Excerpted passage:
▼

This application program is able to plot the summary of the statistical model described above in a stereographic projection for a better understanding of the outcomes. Provided that, the next picture represents the aim of jelinekstat.

Features

Requirements

The code was written in Python 3. The packages numpy, scipy, matplotlib and mplstereonet are required for using jelinekstat. All of them are downloadable from the PyPI repository by opening a terminal and typing the following code lines:

pip install numpy
pip install scipy
pip install matplotlib
pip install mplstereonet

Installation

To install jelinekstat open a terminal and type:

pip install jelinekstat

Example

To produce the plot shown above execute the following script

from jelinekstat.jelinekstat import tensorStat

# Input data
sample = [[1.02327, 1.02946, 0.94727, -0.01495, -0.03599, -0.05574],
          [1.02315, 1.01803, 0.95882, -0.00924, -0.02058, -0.03151],
          [1.02801, 1.03572, 0.93627, -0.03029, -0.03491, -0.06088],
          [1.02775, 1.00633, 0.96591, -0.01635, -0.04148, -0.02006],
          [1.02143, 1.01775, 0.96082, -0.02798, -0.04727, -0.02384],
          [1.01823, 1.01203, 0.96975, -0.01126, -0.02833, -0.03649],
          [1.01486, 1.02067, 0.96446, -0.01046, -0.01913, -0.03864],
          [1.04596, 1.01133, 0.94271, -0.01660, -0.04711, -0.03636]]
confLevel = 0.95

# Performing the calculation all in one function.

▲

Activity 1: In the jelinekstat excerpt, which packages are required to use jelinekstat?
Activity 2: Give the jelinekstat excerpt again from "# Input data" to "in one function.", substituting "confidenceLevel" for "confLevel".

Information provided:
▼

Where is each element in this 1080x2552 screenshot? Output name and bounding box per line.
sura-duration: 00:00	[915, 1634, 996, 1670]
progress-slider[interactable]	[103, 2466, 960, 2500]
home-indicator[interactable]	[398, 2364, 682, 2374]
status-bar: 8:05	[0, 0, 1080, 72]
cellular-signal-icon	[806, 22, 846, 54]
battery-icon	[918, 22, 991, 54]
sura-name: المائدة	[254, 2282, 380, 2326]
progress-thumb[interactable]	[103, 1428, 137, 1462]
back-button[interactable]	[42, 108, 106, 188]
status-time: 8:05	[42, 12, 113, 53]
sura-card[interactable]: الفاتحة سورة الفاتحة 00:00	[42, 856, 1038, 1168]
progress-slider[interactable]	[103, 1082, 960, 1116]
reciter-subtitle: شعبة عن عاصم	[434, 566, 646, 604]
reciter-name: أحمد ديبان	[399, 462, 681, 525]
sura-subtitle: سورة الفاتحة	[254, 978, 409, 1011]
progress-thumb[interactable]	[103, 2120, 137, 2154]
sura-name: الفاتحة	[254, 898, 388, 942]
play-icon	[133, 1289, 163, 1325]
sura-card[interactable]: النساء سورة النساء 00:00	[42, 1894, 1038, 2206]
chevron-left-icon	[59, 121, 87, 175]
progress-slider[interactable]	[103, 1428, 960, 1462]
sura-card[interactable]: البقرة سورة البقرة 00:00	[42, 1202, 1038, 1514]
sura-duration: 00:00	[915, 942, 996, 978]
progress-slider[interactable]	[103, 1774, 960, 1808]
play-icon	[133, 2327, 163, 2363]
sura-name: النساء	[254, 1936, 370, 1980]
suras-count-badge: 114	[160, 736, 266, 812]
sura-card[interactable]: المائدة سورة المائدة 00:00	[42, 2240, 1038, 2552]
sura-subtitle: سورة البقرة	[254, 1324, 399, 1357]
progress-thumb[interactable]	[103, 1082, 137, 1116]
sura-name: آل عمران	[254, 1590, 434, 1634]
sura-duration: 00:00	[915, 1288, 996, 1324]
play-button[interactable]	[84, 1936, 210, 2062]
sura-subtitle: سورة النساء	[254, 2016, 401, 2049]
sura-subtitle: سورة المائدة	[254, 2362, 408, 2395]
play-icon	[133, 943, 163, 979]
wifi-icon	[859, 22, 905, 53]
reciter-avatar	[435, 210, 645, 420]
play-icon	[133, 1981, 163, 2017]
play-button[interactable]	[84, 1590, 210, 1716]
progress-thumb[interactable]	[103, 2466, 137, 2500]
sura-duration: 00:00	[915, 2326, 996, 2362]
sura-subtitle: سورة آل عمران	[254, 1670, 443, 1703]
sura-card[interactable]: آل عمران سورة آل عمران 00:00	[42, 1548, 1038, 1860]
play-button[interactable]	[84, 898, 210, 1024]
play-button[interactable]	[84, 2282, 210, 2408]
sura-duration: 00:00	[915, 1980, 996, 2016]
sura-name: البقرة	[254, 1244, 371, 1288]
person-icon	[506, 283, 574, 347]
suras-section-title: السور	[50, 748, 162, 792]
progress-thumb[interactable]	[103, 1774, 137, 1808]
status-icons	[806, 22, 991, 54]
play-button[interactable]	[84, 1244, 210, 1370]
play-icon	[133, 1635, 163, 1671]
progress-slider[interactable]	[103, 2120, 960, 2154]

▲

Exercise solution 1: numpy, scipy, matplotlib and mplstereonet

Exercise solution 2:
# Input data
sample = [[1.02327, 1.02946, 0.94727, -0.01495, -0.03599, -0.05574],
          [1.02315, 1.01803, 0.95882, -0.00924, -0.02058, -0.03151],
          [1.02801, 1.03572, 0.93627, -0.03029, -0.03491, -0.06088],
          [1.02775, 1.00633, 0.96591, -0.01635, -0.04148, -0.02006],
          [1.02143, 1.01775, 0.96082, -0.02798, -0.04727, -0.02384],
          [1.01823, 1.01203, 0.96975, -0.01126, -0.02833, -0.03649],
          [1.01486, 1.02067, 0.96446, -0.01046, -0.01913, -0.03864],
          [1.04596, 1.01133, 0.94271, -0.01660, -0.04711, -0.03636]]
confidenceLevel = 0.95

# Performing the calculation all in one function.